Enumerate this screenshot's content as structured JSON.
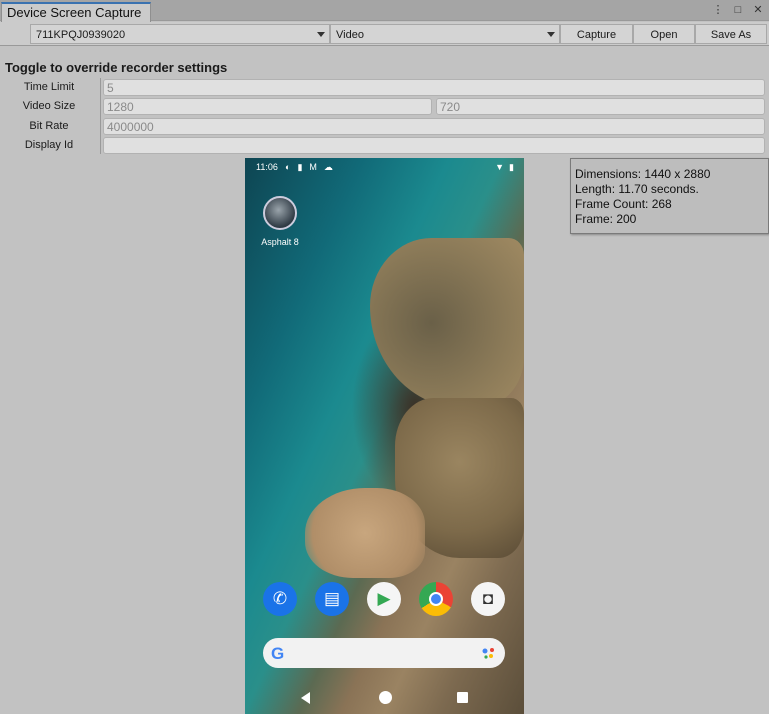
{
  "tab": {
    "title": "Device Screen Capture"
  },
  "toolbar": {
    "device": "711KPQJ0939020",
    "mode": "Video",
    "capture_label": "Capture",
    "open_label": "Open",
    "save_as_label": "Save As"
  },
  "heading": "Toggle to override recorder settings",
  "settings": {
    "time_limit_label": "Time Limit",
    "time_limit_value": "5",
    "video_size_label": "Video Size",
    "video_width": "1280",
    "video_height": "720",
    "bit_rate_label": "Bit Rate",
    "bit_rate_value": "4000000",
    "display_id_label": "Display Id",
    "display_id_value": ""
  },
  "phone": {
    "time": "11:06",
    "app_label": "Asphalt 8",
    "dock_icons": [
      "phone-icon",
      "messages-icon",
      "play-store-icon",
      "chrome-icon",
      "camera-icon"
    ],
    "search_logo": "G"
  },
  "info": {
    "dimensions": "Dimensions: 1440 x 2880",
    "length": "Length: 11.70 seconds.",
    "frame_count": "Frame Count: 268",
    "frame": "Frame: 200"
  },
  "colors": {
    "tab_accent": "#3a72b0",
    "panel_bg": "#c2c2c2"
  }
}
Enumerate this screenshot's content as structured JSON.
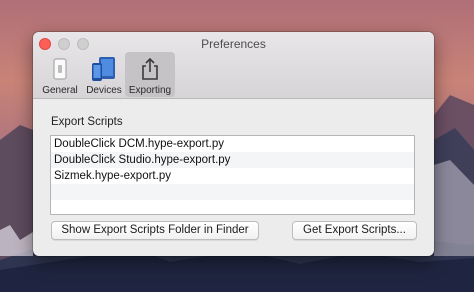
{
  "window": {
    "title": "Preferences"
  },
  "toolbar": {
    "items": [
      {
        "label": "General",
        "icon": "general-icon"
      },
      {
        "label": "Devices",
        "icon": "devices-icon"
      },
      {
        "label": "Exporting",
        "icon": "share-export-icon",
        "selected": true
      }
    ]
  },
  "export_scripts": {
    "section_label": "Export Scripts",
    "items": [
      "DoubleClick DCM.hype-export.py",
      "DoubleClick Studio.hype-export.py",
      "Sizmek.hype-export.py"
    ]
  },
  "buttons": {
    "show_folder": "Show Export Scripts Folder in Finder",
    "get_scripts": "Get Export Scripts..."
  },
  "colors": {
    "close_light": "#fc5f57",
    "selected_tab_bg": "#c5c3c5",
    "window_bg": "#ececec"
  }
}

▶ _Problem description_: Pick out each line containing "settings" and report it.

▶ _Final answer_:
  "heading": "Toggle to override recorder settings",
  "settings": {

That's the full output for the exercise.